Exercise objective —
What is the number of lines in the data that hold the string "speed"? Reply with that number only.

Start of Records to use

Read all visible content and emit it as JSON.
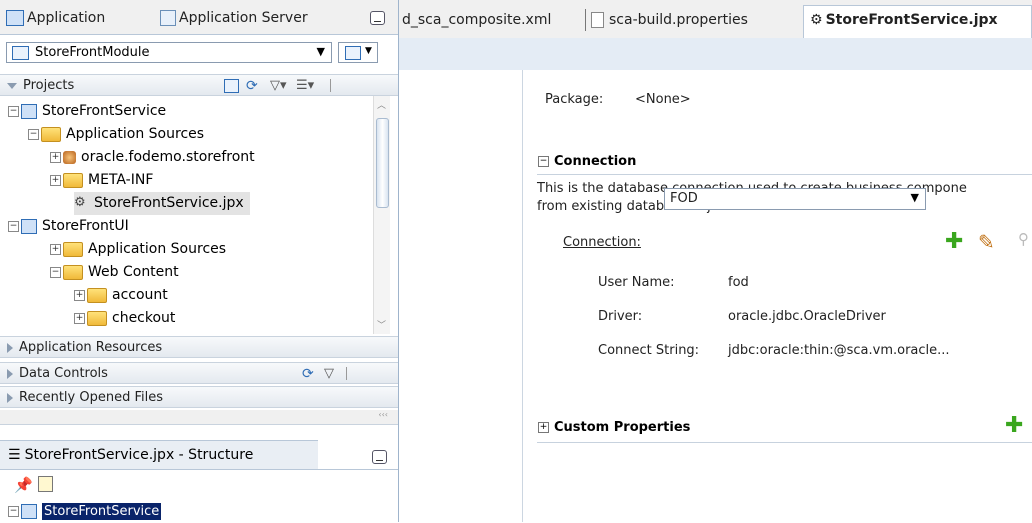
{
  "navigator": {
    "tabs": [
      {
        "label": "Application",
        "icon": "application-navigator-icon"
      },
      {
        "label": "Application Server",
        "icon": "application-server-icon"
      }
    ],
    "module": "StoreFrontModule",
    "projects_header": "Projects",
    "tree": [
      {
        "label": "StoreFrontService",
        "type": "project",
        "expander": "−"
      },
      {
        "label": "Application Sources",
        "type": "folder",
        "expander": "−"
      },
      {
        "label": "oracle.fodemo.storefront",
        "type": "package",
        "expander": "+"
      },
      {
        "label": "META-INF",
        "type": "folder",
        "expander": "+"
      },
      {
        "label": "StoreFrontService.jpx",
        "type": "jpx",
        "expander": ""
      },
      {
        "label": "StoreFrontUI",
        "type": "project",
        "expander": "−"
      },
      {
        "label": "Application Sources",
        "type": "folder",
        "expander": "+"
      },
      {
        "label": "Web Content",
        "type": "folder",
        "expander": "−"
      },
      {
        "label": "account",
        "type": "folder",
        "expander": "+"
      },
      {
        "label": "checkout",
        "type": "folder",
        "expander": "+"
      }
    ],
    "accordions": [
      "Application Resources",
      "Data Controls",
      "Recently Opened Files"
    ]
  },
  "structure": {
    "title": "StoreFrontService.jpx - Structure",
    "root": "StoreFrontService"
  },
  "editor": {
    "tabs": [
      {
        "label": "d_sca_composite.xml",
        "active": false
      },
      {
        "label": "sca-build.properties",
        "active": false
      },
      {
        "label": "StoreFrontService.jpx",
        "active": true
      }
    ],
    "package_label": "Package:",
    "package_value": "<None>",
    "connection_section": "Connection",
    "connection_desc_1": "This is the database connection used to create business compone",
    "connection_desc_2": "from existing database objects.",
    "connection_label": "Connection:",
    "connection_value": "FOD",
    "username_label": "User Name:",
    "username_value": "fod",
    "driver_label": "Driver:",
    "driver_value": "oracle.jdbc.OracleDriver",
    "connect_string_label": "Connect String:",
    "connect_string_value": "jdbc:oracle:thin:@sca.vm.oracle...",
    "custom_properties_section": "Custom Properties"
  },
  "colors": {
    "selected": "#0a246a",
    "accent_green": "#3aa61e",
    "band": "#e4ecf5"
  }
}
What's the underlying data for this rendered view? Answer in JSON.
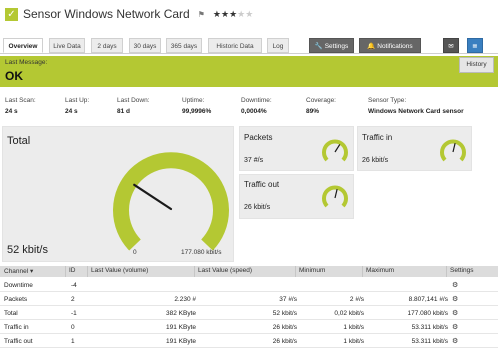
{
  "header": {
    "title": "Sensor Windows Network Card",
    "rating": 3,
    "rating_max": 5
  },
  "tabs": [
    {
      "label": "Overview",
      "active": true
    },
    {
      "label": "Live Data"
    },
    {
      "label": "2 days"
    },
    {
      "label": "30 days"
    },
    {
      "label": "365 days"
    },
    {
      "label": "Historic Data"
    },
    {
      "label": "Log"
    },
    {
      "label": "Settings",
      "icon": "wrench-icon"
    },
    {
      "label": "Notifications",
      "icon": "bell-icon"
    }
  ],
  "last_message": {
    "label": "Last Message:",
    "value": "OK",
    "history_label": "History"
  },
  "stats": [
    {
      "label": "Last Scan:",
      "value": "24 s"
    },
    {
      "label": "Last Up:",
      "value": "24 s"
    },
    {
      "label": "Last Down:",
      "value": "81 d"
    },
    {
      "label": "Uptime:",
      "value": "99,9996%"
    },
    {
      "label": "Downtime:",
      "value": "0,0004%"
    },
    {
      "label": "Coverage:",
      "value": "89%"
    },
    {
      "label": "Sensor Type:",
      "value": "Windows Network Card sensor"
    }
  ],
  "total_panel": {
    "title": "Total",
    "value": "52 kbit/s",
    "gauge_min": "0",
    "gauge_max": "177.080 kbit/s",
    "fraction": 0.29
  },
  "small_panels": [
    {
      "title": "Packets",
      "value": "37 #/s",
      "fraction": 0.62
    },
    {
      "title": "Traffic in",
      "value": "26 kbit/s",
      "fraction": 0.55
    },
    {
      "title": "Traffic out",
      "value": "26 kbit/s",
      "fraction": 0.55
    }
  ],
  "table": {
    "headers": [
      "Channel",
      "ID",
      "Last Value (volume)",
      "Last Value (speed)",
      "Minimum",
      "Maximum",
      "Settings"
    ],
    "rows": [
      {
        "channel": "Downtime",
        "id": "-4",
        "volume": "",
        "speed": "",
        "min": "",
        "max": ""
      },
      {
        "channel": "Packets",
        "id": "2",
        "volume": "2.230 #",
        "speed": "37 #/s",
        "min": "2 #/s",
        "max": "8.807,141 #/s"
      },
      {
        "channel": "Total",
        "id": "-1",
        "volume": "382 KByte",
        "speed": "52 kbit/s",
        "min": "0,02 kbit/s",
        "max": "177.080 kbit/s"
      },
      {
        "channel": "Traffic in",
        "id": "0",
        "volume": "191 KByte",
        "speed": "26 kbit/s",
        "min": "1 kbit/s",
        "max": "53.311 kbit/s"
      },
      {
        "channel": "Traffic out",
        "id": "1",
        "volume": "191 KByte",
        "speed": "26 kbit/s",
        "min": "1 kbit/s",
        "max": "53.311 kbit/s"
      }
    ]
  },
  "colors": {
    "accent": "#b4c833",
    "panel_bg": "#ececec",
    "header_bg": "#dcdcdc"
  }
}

End of Records to use

Complete answer —
6